Begin Record extracts

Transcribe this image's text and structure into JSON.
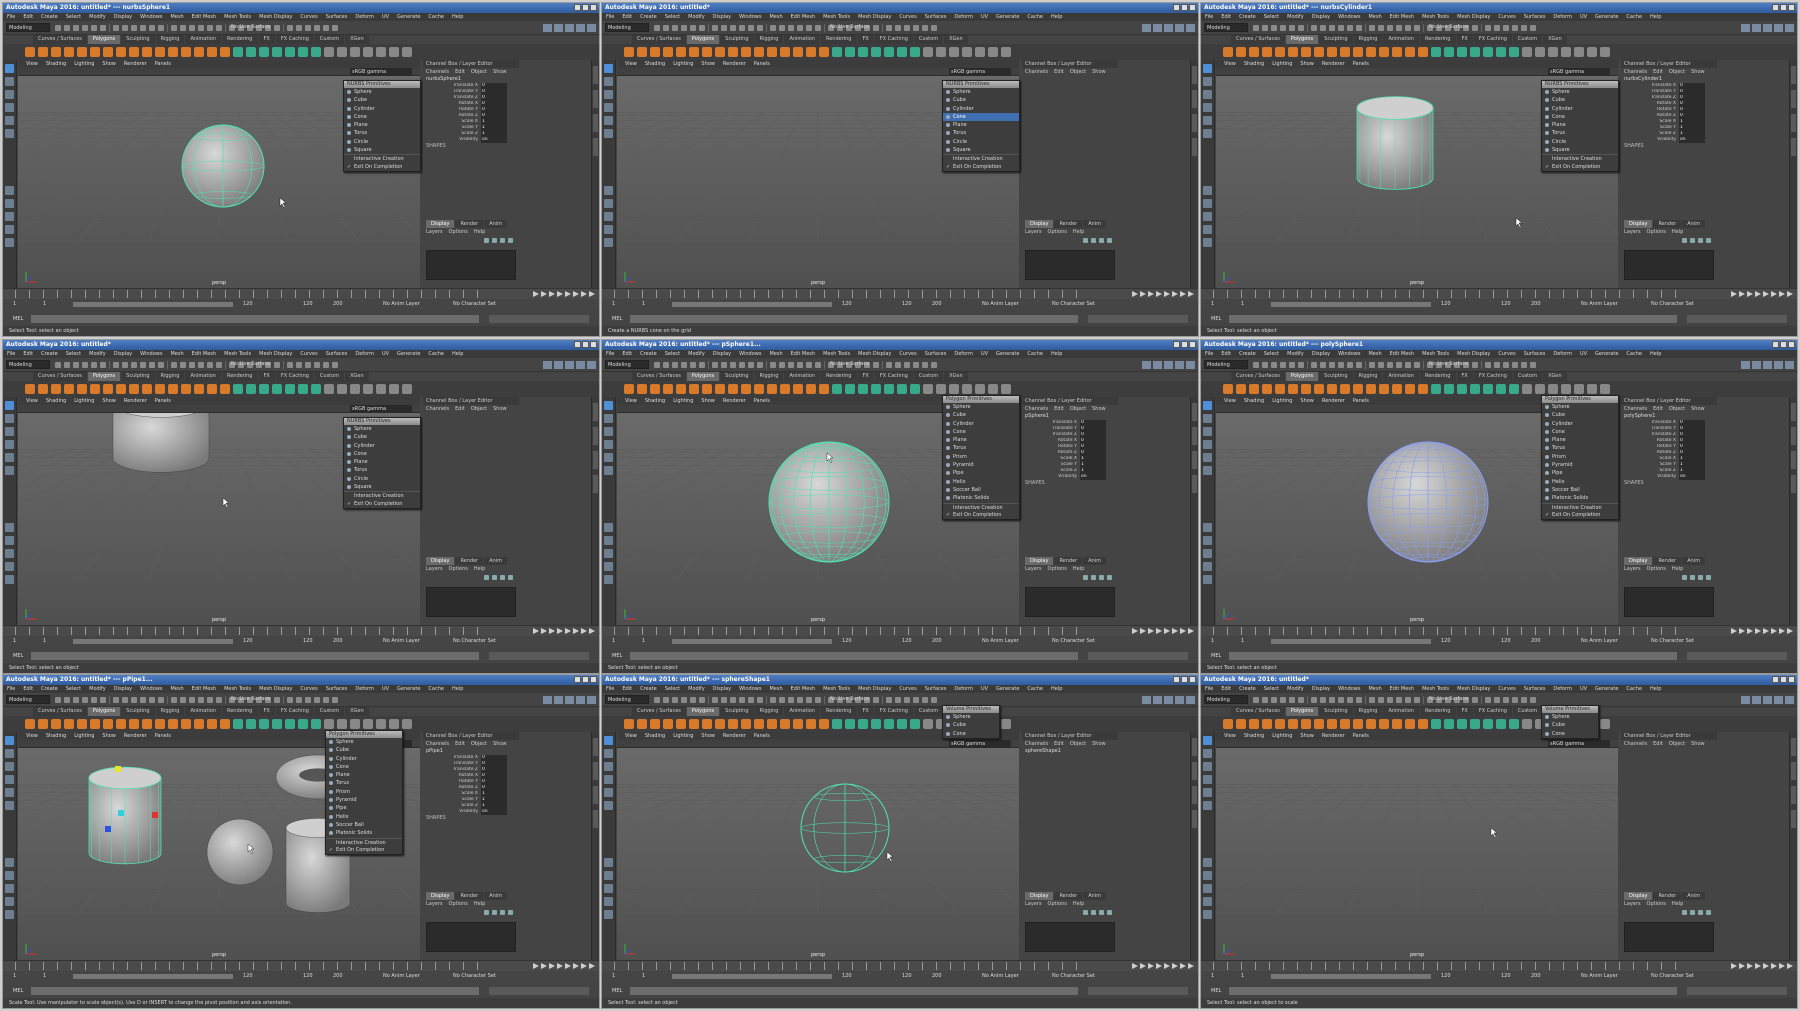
{
  "screenshot_frames": [
    {
      "title": "Autodesk Maya 2016: untitled*   ---   nurbsSphere1",
      "mode": "Modeling",
      "shelf_active": "Polygons",
      "object_name": "nurbsSphere1",
      "help": "Select Tool: select an object",
      "popup_title": "NURBS Primitives",
      "popup_items": [
        "Sphere",
        "Cube",
        "Cylinder",
        "Cone",
        "Plane",
        "Torus",
        "Circle",
        "Square",
        "Interactive Creation",
        "Exit On Completion"
      ],
      "popup_highlight": "",
      "show_attrs": true
    },
    {
      "title": "Autodesk Maya 2016: untitled*",
      "mode": "Modeling",
      "shelf_active": "Polygons",
      "object_name": "",
      "help": "Create a NURBS cone on the grid",
      "popup_title": "NURBS Primitives",
      "popup_items": [
        "Sphere",
        "Cube",
        "Cylinder",
        "Cone",
        "Plane",
        "Torus",
        "Circle",
        "Square",
        "Interactive Creation",
        "Exit On Completion"
      ],
      "popup_highlight": "Cone",
      "show_attrs": false
    },
    {
      "title": "Autodesk Maya 2016: untitled*   ---   nurbsCylinder1",
      "mode": "Modeling",
      "shelf_active": "Polygons",
      "object_name": "nurbsCylinder1",
      "help": "Select Tool: select an object",
      "popup_title": "NURBS Primitives",
      "popup_items": [
        "Sphere",
        "Cube",
        "Cylinder",
        "Cone",
        "Plane",
        "Torus",
        "Circle",
        "Square",
        "Interactive Creation",
        "Exit On Completion"
      ],
      "popup_highlight": "",
      "show_attrs": true
    },
    {
      "title": "Autodesk Maya 2016: untitled*",
      "mode": "Modeling",
      "shelf_active": "Polygons",
      "object_name": "",
      "help": "Select Tool: select an object",
      "popup_title": "NURBS Primitives",
      "popup_items": [
        "Sphere",
        "Cube",
        "Cylinder",
        "Cone",
        "Plane",
        "Torus",
        "Circle",
        "Square",
        "Interactive Creation",
        "Exit On Completion"
      ],
      "popup_highlight": "",
      "show_attrs": false
    },
    {
      "title": "Autodesk Maya 2016: untitled*   ---   pSphere1...",
      "mode": "Modeling",
      "shelf_active": "Polygons",
      "object_name": "pSphere1",
      "help": "Select Tool: select an object",
      "popup_title": "Polygon Primitives",
      "popup_items": [
        "Sphere",
        "Cube",
        "Cylinder",
        "Cone",
        "Plane",
        "Torus",
        "Prism",
        "Pyramid",
        "Pipe",
        "Helix",
        "Soccer Ball",
        "Platonic Solids",
        "Interactive Creation",
        "Exit On Completion"
      ],
      "popup_highlight": "",
      "show_attrs": true
    },
    {
      "title": "Autodesk Maya 2016: untitled*   ---   polySphere1",
      "mode": "Modeling",
      "shelf_active": "Polygons",
      "object_name": "polySphere1",
      "help": "Select Tool: select an object",
      "popup_title": "Polygon Primitives",
      "popup_items": [
        "Sphere",
        "Cube",
        "Cylinder",
        "Cone",
        "Plane",
        "Torus",
        "Prism",
        "Pyramid",
        "Pipe",
        "Helix",
        "Soccer Ball",
        "Platonic Solids",
        "Interactive Creation",
        "Exit On Completion"
      ],
      "popup_highlight": "",
      "show_attrs": true
    },
    {
      "title": "Autodesk Maya 2016: untitled*   ---   pPipe1...",
      "mode": "Modeling",
      "shelf_active": "Polygons",
      "object_name": "pPipe1",
      "help": "Scale Tool: Use manipulator to scale object(s). Use D or INSERT to change the pivot position and axis orientation.",
      "popup_title": "Polygon Primitives",
      "popup_items": [
        "Sphere",
        "Cube",
        "Cylinder",
        "Cone",
        "Plane",
        "Torus",
        "Prism",
        "Pyramid",
        "Pipe",
        "Helix",
        "Soccer Ball",
        "Platonic Solids",
        "Interactive Creation",
        "Exit On Completion"
      ],
      "popup_highlight": "",
      "show_attrs": true
    },
    {
      "title": "Autodesk Maya 2016: untitled*   ---   sphereShape1",
      "mode": "Modeling",
      "shelf_active": "Polygons",
      "object_name": "sphereShape1",
      "help": "Select Tool: select an object",
      "popup_title": "Volume Primitives",
      "popup_items": [
        "Sphere",
        "Cube",
        "Cone"
      ],
      "popup_highlight": "",
      "show_attrs": false
    },
    {
      "title": "Autodesk Maya 2016: untitled*",
      "mode": "Modeling",
      "shelf_active": "Polygons",
      "object_name": "",
      "help": "Select Tool: select an object to scale",
      "popup_title": "Volume Primitives",
      "popup_items": [
        "Sphere",
        "Cube",
        "Cone"
      ],
      "popup_highlight": "",
      "show_attrs": false
    }
  ],
  "menus": [
    "File",
    "Edit",
    "Create",
    "Select",
    "Modify",
    "Display",
    "Windows",
    "Mesh",
    "Edit Mesh",
    "Mesh Tools",
    "Mesh Display",
    "Curves",
    "Surfaces",
    "Deform",
    "UV",
    "Generate",
    "Cache",
    "Help"
  ],
  "shelf_tabs": [
    "Curves / Surfaces",
    "Polygons",
    "Sculpting",
    "Rigging",
    "Animation",
    "Rendering",
    "FX",
    "FX Caching",
    "Custom",
    "XGen"
  ],
  "viewport_menus": [
    "View",
    "Shading",
    "Lighting",
    "Show",
    "Renderer",
    "Panels"
  ],
  "gamma_label": "sRGB gamma",
  "live_surface": "No Live Surface",
  "camera_label": "persp",
  "channel_box_title": "Channel Box / Layer Editor",
  "channel_tabs": [
    "Channels",
    "Edit",
    "Object",
    "Show"
  ],
  "attr_names": [
    "Translate X",
    "Translate Y",
    "Translate Z",
    "Rotate X",
    "Rotate Y",
    "Rotate Z",
    "Scale X",
    "Scale Y",
    "Scale Z",
    "Visibility"
  ],
  "attr_values": [
    "0",
    "0",
    "0",
    "0",
    "0",
    "0",
    "1",
    "1",
    "1",
    "on"
  ],
  "shapes_label": "SHAPES",
  "layer_tabs": [
    "Display",
    "Render",
    "Anim"
  ],
  "layer_options": [
    "Layers",
    "Options",
    "Help"
  ],
  "range": {
    "start": "1",
    "end": "120",
    "anim_end": "200",
    "current": "1"
  },
  "no_anim_layer": "No Anim Layer",
  "no_char_set": "No Character Set",
  "mel_label": "MEL",
  "colors": {
    "title_bar": "#3a68b0",
    "wireframe": "#4fe3b0",
    "highlight": "#3f6fb0",
    "shelf_orange": "#d87a2a",
    "shelf_teal": "#39a98b"
  }
}
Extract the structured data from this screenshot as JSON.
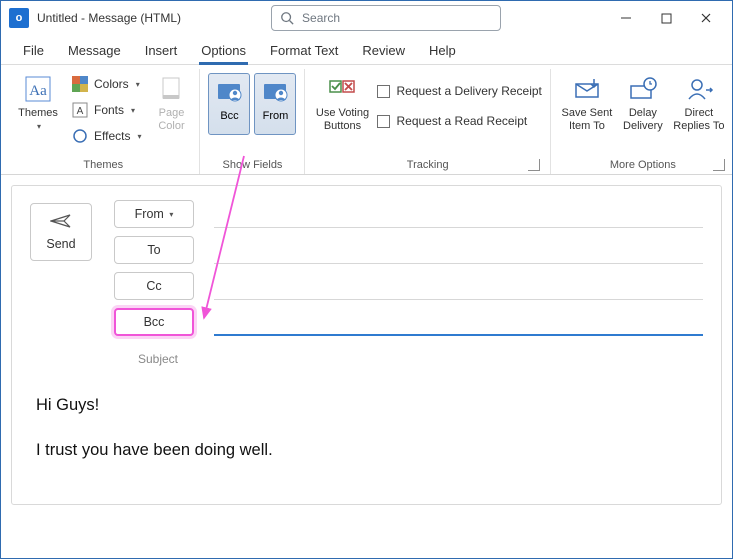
{
  "titlebar": {
    "app_letter": "o",
    "title": "Untitled  -  Message (HTML)",
    "search_placeholder": "Search"
  },
  "tabs": {
    "file": "File",
    "message": "Message",
    "insert": "Insert",
    "options": "Options",
    "format_text": "Format Text",
    "review": "Review",
    "help": "Help"
  },
  "ribbon": {
    "themes_group": "Themes",
    "themes": "Themes",
    "colors": "Colors",
    "fonts": "Fonts",
    "effects": "Effects",
    "page_color": "Page\nColor",
    "show_fields_group": "Show Fields",
    "bcc": "Bcc",
    "from": "From",
    "tracking_group": "Tracking",
    "use_voting": "Use Voting\nButtons",
    "delivery_receipt": "Request a Delivery Receipt",
    "read_receipt": "Request a Read Receipt",
    "more_options_group": "More Options",
    "save_sent": "Save Sent\nItem To",
    "delay": "Delay\nDelivery",
    "direct": "Direct\nReplies To"
  },
  "compose": {
    "send": "Send",
    "from": "From",
    "to": "To",
    "cc": "Cc",
    "bcc": "Bcc",
    "subject": "Subject",
    "body_line1": "Hi Guys!",
    "body_line2": "I trust you have been doing well."
  }
}
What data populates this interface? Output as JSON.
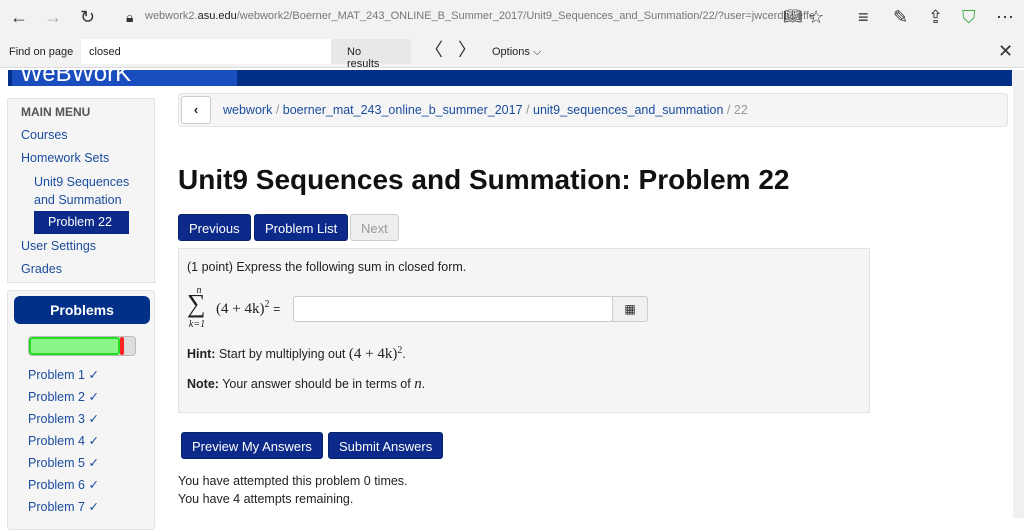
{
  "browser": {
    "url_prefix": "webwork2.",
    "url_domain": "asu.edu",
    "url_rest": "/webwork2/Boerner_MAT_243_ONLINE_B_Summer_2017/Unit9_Sequences_and_Summation/22/?user=jwcerda&effe"
  },
  "find": {
    "label": "Find on page",
    "value": "closed",
    "results": "No results",
    "options": "Options"
  },
  "banner": "WeBWorK",
  "menu": {
    "title": "MAIN MENU",
    "courses": "Courses",
    "homework_sets": "Homework Sets",
    "set_line1": "Unit9 Sequences",
    "set_line2": "and Summation",
    "problem": "Problem 22",
    "user_settings": "User Settings",
    "grades": "Grades"
  },
  "problems": {
    "title": "Problems",
    "progress": {
      "correct": 0.86,
      "incorrect": 0.04
    },
    "items": [
      "Problem 1 ✓",
      "Problem 2 ✓",
      "Problem 3 ✓",
      "Problem 4 ✓",
      "Problem 5 ✓",
      "Problem 6 ✓",
      "Problem 7 ✓"
    ]
  },
  "breadcrumb": {
    "items": [
      "webwork",
      "boerner_mat_243_online_b_summer_2017",
      "unit9_sequences_and_summation"
    ],
    "current": "22",
    "sep": "/"
  },
  "title": "Unit9 Sequences and Summation: Problem 22",
  "nav": {
    "previous": "Previous",
    "list": "Problem List",
    "next": "Next"
  },
  "problem": {
    "intro": "(1 point) Express the following sum in closed form.",
    "sum_top": "n",
    "sum_bottom": "k=1",
    "expr": "(4 + 4k)",
    "exp": "2",
    "eq": "=",
    "answer": "",
    "hint_label": "Hint:",
    "hint_text": "Start by multiplying out",
    "hint_expr": "(4 + 4k)",
    "note_label": "Note:",
    "note_text": "Your answer should be in terms of",
    "note_var": "n"
  },
  "actions": {
    "preview": "Preview My Answers",
    "submit": "Submit Answers"
  },
  "status": {
    "attempted": "You have attempted this problem 0 times.",
    "remaining": "You have 4 attempts remaining."
  }
}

End Record extracts

Provide the number of lines in the entries that include "Request", and no other text.

2